Dataset entries:
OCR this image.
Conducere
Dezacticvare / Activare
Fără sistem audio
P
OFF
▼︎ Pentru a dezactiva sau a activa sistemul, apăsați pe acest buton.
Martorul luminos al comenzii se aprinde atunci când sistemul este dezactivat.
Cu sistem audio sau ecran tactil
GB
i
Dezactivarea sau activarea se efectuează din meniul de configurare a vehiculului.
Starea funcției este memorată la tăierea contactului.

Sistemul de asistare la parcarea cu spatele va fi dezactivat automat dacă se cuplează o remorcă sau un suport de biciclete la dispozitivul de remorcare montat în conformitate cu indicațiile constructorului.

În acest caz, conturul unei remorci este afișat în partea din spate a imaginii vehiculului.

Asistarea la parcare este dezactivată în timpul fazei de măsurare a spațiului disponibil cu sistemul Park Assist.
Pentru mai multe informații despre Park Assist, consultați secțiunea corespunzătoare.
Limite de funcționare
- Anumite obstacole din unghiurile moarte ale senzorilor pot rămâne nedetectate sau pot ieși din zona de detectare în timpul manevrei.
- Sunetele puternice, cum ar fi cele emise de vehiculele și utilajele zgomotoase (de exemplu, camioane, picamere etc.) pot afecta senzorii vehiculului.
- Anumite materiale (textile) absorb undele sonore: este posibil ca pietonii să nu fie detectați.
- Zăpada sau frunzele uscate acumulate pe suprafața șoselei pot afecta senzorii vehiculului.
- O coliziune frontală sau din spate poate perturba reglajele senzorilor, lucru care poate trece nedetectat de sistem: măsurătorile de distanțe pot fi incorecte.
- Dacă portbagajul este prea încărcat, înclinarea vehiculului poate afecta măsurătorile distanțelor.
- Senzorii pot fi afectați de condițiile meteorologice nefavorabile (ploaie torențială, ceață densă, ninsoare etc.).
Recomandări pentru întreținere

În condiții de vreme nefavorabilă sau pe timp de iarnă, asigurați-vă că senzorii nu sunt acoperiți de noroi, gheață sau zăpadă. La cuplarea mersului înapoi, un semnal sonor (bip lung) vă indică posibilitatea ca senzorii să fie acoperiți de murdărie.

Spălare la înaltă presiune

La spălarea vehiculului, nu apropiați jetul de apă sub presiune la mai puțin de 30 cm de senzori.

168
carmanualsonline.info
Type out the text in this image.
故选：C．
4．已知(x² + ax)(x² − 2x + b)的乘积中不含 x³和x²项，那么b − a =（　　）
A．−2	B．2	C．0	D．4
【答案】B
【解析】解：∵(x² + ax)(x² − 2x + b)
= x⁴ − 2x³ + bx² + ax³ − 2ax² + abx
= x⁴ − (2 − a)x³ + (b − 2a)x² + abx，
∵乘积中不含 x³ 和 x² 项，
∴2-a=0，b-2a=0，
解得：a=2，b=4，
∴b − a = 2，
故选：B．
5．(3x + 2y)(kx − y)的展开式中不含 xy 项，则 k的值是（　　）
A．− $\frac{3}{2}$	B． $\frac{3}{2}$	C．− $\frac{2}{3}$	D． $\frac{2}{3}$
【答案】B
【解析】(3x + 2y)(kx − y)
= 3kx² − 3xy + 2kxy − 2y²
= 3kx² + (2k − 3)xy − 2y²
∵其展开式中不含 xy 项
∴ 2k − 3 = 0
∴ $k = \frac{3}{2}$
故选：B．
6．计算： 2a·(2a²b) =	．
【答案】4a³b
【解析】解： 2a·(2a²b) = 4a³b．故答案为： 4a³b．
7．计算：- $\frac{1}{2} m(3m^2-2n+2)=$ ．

Task goal: Tally the lines above containing "frac". Answer with the count only.

Finished task: 3